**** 抜粋
展覧会概要
「砂の城をつくること(あるいは壊すこと) Building a Castle of Sand (or Breaking It)」と題して、愛知県立芸術大学に関わりのある現代美術作家の作品を紹介する展覧会を、韓国・ソウルにて開催します。
名古屋市近郊に位置する愛知県立芸術大学は、1966年の設立以来、日本を代表する芸術総合大学のひとつとして重要な役割を果たしてきました。美術の分野では国際的に活躍する多くのアーティストを輩出しています。
今回の展覧会では、愛知県立芸術大学出身の作家、また現在同学にて教員として学生を指導している作家の作品を紹介します。これは、とかく東京発の情報に偏りがちな日本の現代アートの多様な側面を伝える現状報告としての意味を持つとともに、韓国と日本との間に美術を通じた新たな交流や情報交換のチャンネルを開くきっかけとなることも期待するものです。
今回紹介する4人の作家(倉地比沙支、大崎のぶゆき、白河ノリヨリ、栗原亜也子)には、愛知県立芸術大学に関わりがあるということ以外に、その表現における共通項を見ることができます。それは「現実の虚構性・目に見えるものの不確かさ」といった言葉で表すことができ、このグループ展のテーマを形成しています。彼らの作品においては、題材やテーマだけでなく、メディア・技法・素材の側面においても、虚実の関係性は重要なキーワードとして意識されています。絵画作品(白河)であれ、あるいは版画(倉地)であれ、あるいは写真や映像作品(栗原、大崎)であれ、視覚芸術には常に「幻像」というラベルがつきまとうことを、これらの作家たちは逆説として巧みに利用しているのです。
********
**** データ
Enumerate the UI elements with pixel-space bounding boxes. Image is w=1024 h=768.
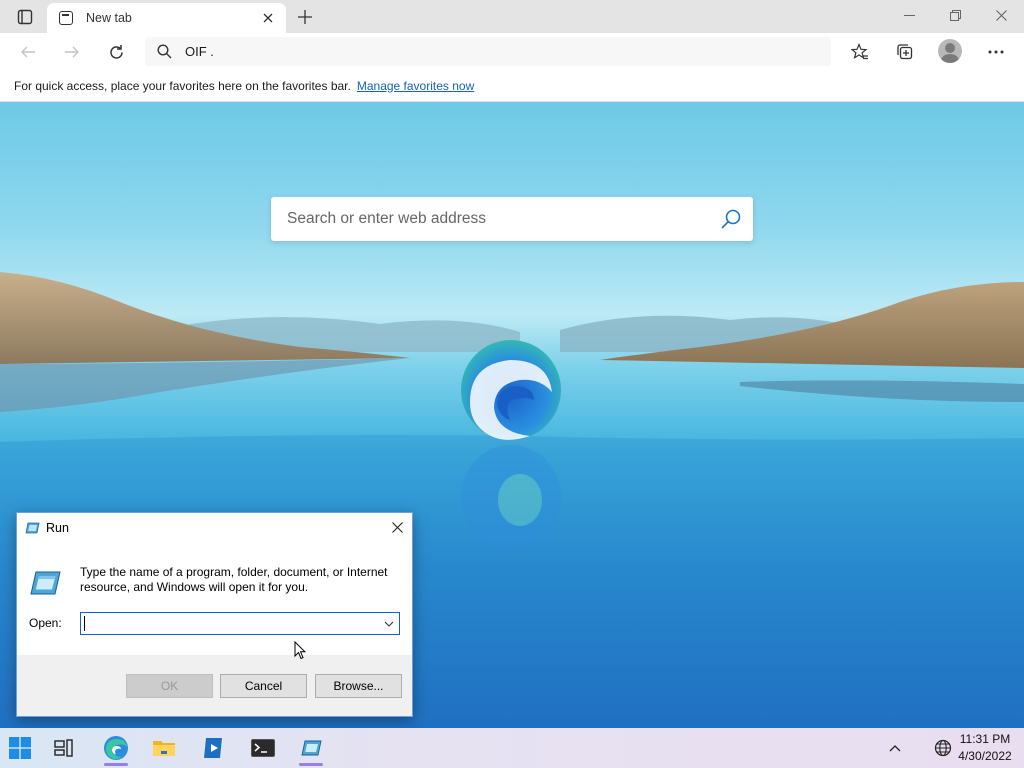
********
**** データ
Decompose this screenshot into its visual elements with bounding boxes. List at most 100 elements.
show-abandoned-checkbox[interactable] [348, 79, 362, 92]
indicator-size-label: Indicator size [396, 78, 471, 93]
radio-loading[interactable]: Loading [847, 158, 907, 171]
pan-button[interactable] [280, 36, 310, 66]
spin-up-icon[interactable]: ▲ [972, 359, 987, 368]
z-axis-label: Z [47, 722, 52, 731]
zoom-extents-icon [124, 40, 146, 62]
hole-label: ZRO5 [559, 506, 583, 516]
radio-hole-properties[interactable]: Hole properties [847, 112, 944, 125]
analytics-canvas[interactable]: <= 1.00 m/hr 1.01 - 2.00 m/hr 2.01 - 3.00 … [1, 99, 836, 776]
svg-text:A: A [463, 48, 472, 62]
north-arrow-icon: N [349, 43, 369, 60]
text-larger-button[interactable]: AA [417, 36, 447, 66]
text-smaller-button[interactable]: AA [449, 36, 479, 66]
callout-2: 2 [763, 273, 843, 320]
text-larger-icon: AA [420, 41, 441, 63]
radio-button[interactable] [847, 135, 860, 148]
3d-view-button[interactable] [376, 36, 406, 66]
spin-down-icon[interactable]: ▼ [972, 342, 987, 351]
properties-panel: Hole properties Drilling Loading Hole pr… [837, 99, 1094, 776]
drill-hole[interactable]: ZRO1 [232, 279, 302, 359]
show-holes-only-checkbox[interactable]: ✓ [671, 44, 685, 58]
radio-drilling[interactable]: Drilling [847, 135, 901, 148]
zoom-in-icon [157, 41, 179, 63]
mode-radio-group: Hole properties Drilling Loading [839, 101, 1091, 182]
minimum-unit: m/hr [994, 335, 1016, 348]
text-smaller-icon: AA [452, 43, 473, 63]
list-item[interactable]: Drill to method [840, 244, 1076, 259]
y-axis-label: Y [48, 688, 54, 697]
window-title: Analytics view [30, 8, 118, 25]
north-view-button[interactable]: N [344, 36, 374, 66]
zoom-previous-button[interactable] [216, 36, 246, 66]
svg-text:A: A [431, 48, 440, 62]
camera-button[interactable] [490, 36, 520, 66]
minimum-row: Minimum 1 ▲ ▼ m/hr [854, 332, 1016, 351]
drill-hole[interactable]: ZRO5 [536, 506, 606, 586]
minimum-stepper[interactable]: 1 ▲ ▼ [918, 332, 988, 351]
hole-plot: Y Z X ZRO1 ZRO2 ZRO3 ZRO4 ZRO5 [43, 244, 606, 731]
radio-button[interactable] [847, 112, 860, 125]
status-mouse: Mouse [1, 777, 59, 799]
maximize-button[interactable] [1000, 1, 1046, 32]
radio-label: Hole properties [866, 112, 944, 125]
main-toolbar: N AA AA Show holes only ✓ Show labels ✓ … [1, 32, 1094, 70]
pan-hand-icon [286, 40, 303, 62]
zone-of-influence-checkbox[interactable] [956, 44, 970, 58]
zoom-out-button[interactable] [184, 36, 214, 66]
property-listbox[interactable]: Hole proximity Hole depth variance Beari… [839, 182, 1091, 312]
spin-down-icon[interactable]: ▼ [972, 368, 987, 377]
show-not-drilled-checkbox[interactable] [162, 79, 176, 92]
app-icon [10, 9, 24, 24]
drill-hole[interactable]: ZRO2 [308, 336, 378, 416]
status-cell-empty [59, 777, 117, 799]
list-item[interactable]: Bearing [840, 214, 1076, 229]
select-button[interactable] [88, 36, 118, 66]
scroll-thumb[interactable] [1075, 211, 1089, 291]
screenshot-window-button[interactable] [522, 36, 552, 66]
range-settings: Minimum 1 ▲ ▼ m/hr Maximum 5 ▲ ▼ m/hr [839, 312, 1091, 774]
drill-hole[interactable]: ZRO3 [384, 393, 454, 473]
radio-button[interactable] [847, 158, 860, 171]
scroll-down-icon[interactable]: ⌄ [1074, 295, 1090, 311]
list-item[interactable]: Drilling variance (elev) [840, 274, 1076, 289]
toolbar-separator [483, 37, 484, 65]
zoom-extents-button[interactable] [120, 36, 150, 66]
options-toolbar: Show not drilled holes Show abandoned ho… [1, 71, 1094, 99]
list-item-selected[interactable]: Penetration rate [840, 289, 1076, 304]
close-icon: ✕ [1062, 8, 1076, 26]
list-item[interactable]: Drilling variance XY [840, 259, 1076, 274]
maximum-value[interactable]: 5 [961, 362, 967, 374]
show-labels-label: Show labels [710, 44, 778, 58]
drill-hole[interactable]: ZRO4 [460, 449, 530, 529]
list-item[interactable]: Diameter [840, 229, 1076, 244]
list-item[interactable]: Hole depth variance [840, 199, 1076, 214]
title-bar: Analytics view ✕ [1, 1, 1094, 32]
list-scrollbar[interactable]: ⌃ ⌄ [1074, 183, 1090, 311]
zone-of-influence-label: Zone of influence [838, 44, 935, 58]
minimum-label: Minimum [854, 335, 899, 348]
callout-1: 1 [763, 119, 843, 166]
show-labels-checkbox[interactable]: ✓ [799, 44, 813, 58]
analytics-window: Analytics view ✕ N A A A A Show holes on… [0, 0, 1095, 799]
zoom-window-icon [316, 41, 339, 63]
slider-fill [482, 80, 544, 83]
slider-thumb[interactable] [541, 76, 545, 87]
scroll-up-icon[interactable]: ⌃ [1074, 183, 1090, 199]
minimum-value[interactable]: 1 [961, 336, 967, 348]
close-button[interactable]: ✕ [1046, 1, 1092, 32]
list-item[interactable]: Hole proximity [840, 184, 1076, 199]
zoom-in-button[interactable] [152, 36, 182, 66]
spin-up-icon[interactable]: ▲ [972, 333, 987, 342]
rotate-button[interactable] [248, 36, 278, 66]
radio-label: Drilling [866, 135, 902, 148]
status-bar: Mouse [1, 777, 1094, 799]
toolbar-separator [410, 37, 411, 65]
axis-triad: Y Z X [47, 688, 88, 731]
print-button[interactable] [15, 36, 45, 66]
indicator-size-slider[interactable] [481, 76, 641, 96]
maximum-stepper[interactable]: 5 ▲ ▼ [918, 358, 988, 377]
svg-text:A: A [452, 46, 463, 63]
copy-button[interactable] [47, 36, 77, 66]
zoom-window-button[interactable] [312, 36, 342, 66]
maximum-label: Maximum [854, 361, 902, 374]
********
■ 課題一覧 ■
1. 展覧会概要のうち、「名古屋市近郊に位置する愛知県」を含む語句で始まり「て巧みに利用しているのです。」で終わる部分を、「交流」を「対話」に差し替えて示してください。
2. 展覧会概要の続きを、最後に示された文の次から書き進めてください。
記録はこの作業に一切関係しません。

■ 課題別解答 ■
1.
名古屋市近郊に位置する愛知県立芸術大学は、1966年の設立以来、日本を代表する芸術総合大学のひとつとして重要な役割を果たしてきました。美術の分野では国際的に活躍する多くのアーティストを輩出しています。
今回の展覧会では、愛知県立芸術大学出身の作家、また現在同学にて教員として学生を指導している作家の作品を紹介します。これは、とかく東京発の情報に偏りがちな日本の現代アートの多様な側面を伝える現状報告としての意味を持つとともに、韓国と日本との間に美術を通じた新たな対話や情報交換のチャンネルを開くきっかけとなることも期待するものです。
今回紹介する4人の作家(倉地比沙支、大崎のぶゆき、白河ノリヨリ、栗原亜也子)には、愛知県立芸術大学に関わりがあるということ以外に、その表現における共通項を見ることができます。それは「現実の虚構性・目に見えるものの不確かさ」といった言葉で表すことができ、このグループ展のテーマを形成しています。彼らの作品においては、題材やテーマだけでなく、メディア・技法・素材の側面においても、虚実の関係性は重要なキーワードとして意識されています。絵画作品(白河)であれ、あるいは版画(倉地)であれ、あるいは写真や映像作品(栗原、大崎)であれ、視覚芸術には常に「幻像」というラベルがつきまとうことを、これらの作家たちは逆説として巧みに利用しているのです。

2.
表面に現出しているもの、手に触れることのできるものの不確実性や幻影性を、本展では、「砂の城」という言葉に託しています。砂浜につくられた精巧な城を私たちは「城」と呼ぶことに違和感を覚えませんが、それは私たちの知覚や知識,想像力の助けによる認識にすぎません。もちろんそれは本物の城ではなく、あくまでも別の現実を写したコピー、イメージにすぎません。ここでは城を構成するひとつひとつの砂粒こそが「本物」なのですが、私たちは砂粒をこの目で見ることはできても、砂粒を砂の城の「実像」として把握することはないでしょう。
砂の城は、いずれは波に洗われて崩壊し、消滅してしまう運命にありますが、私たちを取り巻く現実もまたそのように流動的なものだと言えます。砂の存在に気付いたときには、そこにはすでに城は存在しない。私たちの現実認識とはとりもなおさず、砂の城を築いては壊し、またつくり直す、という終わりのない営みに他ならないのです。
4名の作家たちの作品は、砂の城をつくること(あるいは壊すこと)に含まれる大いなる矛盾と、同時にそこに見出すことのできる世界の豊穣を示唆してくれます。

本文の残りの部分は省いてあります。